[What the task requires] Repeat each entry in full, exactly.

Figure collection entries

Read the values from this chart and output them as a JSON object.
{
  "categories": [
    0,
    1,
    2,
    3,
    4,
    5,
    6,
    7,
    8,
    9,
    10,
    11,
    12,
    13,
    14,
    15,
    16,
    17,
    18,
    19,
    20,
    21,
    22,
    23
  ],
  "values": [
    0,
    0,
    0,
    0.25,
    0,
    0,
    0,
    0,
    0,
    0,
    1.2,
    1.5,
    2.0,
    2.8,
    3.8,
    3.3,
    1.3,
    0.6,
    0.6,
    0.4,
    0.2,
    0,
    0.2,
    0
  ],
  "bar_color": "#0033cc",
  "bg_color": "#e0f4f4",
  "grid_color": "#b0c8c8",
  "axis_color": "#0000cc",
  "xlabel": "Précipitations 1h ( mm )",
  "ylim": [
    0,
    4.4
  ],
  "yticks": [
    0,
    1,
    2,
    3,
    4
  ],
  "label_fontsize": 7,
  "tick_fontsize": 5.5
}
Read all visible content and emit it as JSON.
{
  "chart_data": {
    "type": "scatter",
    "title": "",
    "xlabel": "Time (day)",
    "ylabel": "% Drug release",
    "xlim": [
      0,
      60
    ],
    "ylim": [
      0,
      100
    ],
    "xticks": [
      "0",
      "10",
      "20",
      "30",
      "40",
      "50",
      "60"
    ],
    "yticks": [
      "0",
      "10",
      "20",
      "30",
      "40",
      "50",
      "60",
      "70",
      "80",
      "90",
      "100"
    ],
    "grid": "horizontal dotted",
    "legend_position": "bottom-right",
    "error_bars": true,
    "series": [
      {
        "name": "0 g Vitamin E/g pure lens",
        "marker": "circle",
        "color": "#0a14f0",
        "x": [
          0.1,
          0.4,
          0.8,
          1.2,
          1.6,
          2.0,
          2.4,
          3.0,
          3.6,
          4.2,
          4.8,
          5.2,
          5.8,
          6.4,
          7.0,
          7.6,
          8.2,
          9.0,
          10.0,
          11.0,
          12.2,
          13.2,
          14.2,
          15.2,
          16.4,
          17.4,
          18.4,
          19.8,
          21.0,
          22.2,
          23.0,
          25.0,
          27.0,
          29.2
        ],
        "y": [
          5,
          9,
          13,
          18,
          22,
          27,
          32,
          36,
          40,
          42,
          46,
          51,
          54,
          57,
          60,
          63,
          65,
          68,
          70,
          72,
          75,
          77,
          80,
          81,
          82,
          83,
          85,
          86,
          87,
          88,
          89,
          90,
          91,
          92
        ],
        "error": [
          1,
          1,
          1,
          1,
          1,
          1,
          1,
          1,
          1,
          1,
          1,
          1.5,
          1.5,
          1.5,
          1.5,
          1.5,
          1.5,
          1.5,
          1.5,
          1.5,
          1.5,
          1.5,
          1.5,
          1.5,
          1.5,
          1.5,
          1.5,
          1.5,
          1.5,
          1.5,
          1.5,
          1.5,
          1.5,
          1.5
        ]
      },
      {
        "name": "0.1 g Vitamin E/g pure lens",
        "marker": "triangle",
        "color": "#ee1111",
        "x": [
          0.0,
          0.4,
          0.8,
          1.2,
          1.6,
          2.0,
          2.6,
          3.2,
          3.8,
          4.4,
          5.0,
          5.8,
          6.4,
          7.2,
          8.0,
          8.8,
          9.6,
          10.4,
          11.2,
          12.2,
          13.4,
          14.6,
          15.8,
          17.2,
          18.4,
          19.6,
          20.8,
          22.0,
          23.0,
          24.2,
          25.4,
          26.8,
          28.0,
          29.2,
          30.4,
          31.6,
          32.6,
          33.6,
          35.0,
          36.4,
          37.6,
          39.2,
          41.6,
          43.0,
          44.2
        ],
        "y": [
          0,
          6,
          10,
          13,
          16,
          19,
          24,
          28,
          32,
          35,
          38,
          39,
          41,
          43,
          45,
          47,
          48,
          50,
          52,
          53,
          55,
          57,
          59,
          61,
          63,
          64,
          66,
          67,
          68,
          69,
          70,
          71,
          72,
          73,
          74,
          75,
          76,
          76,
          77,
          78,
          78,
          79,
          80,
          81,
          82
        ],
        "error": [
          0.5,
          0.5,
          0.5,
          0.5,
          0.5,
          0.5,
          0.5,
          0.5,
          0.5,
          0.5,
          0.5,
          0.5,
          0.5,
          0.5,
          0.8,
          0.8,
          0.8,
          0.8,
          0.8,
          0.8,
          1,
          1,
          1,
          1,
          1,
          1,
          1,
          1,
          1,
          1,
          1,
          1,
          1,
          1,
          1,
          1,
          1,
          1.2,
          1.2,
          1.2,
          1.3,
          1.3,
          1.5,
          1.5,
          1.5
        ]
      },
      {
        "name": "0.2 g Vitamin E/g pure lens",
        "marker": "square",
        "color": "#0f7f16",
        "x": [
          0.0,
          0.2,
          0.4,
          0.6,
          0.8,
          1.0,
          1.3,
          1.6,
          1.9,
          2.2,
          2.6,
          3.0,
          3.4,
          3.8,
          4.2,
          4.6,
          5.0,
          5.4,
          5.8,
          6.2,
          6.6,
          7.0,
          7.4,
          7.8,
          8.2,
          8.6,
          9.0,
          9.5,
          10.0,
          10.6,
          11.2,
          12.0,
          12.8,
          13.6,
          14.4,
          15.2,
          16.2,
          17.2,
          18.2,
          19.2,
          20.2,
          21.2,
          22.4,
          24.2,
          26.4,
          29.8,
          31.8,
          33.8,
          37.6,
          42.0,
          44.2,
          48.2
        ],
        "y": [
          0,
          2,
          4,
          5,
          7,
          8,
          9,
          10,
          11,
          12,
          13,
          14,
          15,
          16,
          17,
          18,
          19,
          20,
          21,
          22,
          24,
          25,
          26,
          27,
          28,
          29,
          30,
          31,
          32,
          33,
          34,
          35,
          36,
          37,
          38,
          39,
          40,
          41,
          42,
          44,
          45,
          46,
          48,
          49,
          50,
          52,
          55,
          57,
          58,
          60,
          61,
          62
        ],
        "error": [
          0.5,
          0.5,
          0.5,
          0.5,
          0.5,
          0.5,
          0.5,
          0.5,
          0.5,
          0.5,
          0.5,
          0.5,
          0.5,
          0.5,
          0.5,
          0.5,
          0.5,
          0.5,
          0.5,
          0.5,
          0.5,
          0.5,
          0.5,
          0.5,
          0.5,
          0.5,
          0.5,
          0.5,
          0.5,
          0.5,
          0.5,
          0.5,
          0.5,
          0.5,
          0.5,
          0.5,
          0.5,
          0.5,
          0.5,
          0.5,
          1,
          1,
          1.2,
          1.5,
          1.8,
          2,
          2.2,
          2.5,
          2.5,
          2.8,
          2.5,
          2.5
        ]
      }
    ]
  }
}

[Answer for the task]
Read the values from this chart and output them as a JSON object.
{
  "categories": [
    0,
    1,
    2,
    3,
    4,
    5,
    6,
    7,
    8,
    9,
    10,
    11,
    12,
    13,
    14,
    15,
    16,
    17,
    18,
    19,
    20,
    21,
    22,
    23
  ],
  "values": [
    0,
    0,
    0,
    0.25,
    0,
    0,
    0,
    0,
    0,
    0,
    1.2,
    1.5,
    2.0,
    2.8,
    3.8,
    3.3,
    1.3,
    0.6,
    0.6,
    0.4,
    0.2,
    0,
    0.2,
    0
  ],
  "bar_color": "#0033cc",
  "bg_color": "#e0f4f4",
  "grid_color": "#b0c8c8",
  "axis_color": "#0000cc",
  "xlabel": "Précipitations 1h ( mm )",
  "ylim": [
    0,
    4.4
  ],
  "yticks": [
    0,
    1,
    2,
    3,
    4
  ],
  "label_fontsize": 7,
  "tick_fontsize": 5.5
}
Read all visible content and emit it as JSON.
{
  "chart_data": {
    "type": "scatter",
    "title": "",
    "xlabel": "Time (day)",
    "ylabel": "% Drug release",
    "xlim": [
      0,
      60
    ],
    "ylim": [
      0,
      100
    ],
    "xticks": [
      "0",
      "10",
      "20",
      "30",
      "40",
      "50",
      "60"
    ],
    "yticks": [
      "0",
      "10",
      "20",
      "30",
      "40",
      "50",
      "60",
      "70",
      "80",
      "90",
      "100"
    ],
    "grid": "horizontal dotted",
    "legend_position": "bottom-right",
    "error_bars": true,
    "series": [
      {
        "name": "0 g Vitamin E/g pure lens",
        "marker": "circle",
        "color": "#0a14f0",
        "x": [
          0.1,
          0.4,
          0.8,
          1.2,
          1.6,
          2.0,
          2.4,
          3.0,
          3.6,
          4.2,
          4.8,
          5.2,
          5.8,
          6.4,
          7.0,
          7.6,
          8.2,
          9.0,
          10.0,
          11.0,
          12.2,
          13.2,
          14.2,
          15.2,
          16.4,
          17.4,
          18.4,
          19.8,
          21.0,
          22.2,
          23.0,
          25.0,
          27.0,
          29.2
        ],
        "y": [
          5,
          9,
          13,
          18,
          22,
          27,
          32,
          36,
          40,
          42,
          46,
          51,
          54,
          57,
          60,
          63,
          65,
          68,
          70,
          72,
          75,
          77,
          80,
          81,
          82,
          83,
          85,
          86,
          87,
          88,
          89,
          90,
          91,
          92
        ],
        "error": [
          1,
          1,
          1,
          1,
          1,
          1,
          1,
          1,
          1,
          1,
          1,
          1.5,
          1.5,
          1.5,
          1.5,
          1.5,
          1.5,
          1.5,
          1.5,
          1.5,
          1.5,
          1.5,
          1.5,
          1.5,
          1.5,
          1.5,
          1.5,
          1.5,
          1.5,
          1.5,
          1.5,
          1.5,
          1.5,
          1.5
        ]
      },
      {
        "name": "0.1 g Vitamin E/g pure lens",
        "marker": "triangle",
        "color": "#ee1111",
        "x": [
          0.0,
          0.4,
          0.8,
          1.2,
          1.6,
          2.0,
          2.6,
          3.2,
          3.8,
          4.4,
          5.0,
          5.8,
          6.4,
          7.2,
          8.0,
          8.8,
          9.6,
          10.4,
          11.2,
          12.2,
          13.4,
          14.6,
          15.8,
          17.2,
          18.4,
          19.6,
          20.8,
          22.0,
          23.0,
          24.2,
          25.4,
          26.8,
          28.0,
          29.2,
          30.4,
          31.6,
          32.6,
          33.6,
          35.0,
          36.4,
          37.6,
          39.2,
          41.6,
          43.0,
          44.2
        ],
        "y": [
          0,
          6,
          10,
          13,
          16,
          19,
          24,
          28,
          32,
          35,
          38,
          39,
          41,
          43,
          45,
          47,
          48,
          50,
          52,
          53,
          55,
          57,
          59,
          61,
          63,
          64,
          66,
          67,
          68,
          69,
          70,
          71,
          72,
          73,
          74,
          75,
          76,
          76,
          77,
          78,
          78,
          79,
          80,
          81,
          82
        ],
        "error": [
          0.5,
          0.5,
          0.5,
          0.5,
          0.5,
          0.5,
          0.5,
          0.5,
          0.5,
          0.5,
          0.5,
          0.5,
          0.5,
          0.5,
          0.8,
          0.8,
          0.8,
          0.8,
          0.8,
          0.8,
          1,
          1,
          1,
          1,
          1,
          1,
          1,
          1,
          1,
          1,
          1,
          1,
          1,
          1,
          1,
          1,
          1,
          1.2,
          1.2,
          1.2,
          1.3,
          1.3,
          1.5,
          1.5,
          1.5
        ]
      },
      {
        "name": "0.2 g Vitamin E/g pure lens",
        "marker": "square",
        "color": "#0f7f16",
        "x": [
          0.0,
          0.2,
          0.4,
          0.6,
          0.8,
          1.0,
          1.3,
          1.6,
          1.9,
          2.2,
          2.6,
          3.0,
          3.4,
          3.8,
          4.2,
          4.6,
          5.0,
          5.4,
          5.8,
          6.2,
          6.6,
          7.0,
          7.4,
          7.8,
          8.2,
          8.6,
          9.0,
          9.5,
          10.0,
          10.6,
          11.2,
          12.0,
          12.8,
          13.6,
          14.4,
          15.2,
          16.2,
          17.2,
          18.2,
          19.2,
          20.2,
          21.2,
          22.4,
          24.2,
          26.4,
          29.8,
          31.8,
          33.8,
          37.6,
          42.0,
          44.2,
          48.2
        ],
        "y": [
          0,
          2,
          4,
          5,
          7,
          8,
          9,
          10,
          11,
          12,
          13,
          14,
          15,
          16,
          17,
          18,
          19,
          20,
          21,
          22,
          24,
          25,
          26,
          27,
          28,
          29,
          30,
          31,
          32,
          33,
          34,
          35,
          36,
          37,
          38,
          39,
          40,
          41,
          42,
          44,
          45,
          46,
          48,
          49,
          50,
          52,
          55,
          57,
          58,
          60,
          61,
          62
        ],
        "error": [
          0.5,
          0.5,
          0.5,
          0.5,
          0.5,
          0.5,
          0.5,
          0.5,
          0.5,
          0.5,
          0.5,
          0.5,
          0.5,
          0.5,
          0.5,
          0.5,
          0.5,
          0.5,
          0.5,
          0.5,
          0.5,
          0.5,
          0.5,
          0.5,
          0.5,
          0.5,
          0.5,
          0.5,
          0.5,
          0.5,
          0.5,
          0.5,
          0.5,
          0.5,
          0.5,
          0.5,
          0.5,
          0.5,
          0.5,
          0.5,
          1,
          1,
          1.2,
          1.5,
          1.8,
          2,
          2.2,
          2.5,
          2.5,
          2.8,
          2.5,
          2.5
        ]
      }
    ]
  }
}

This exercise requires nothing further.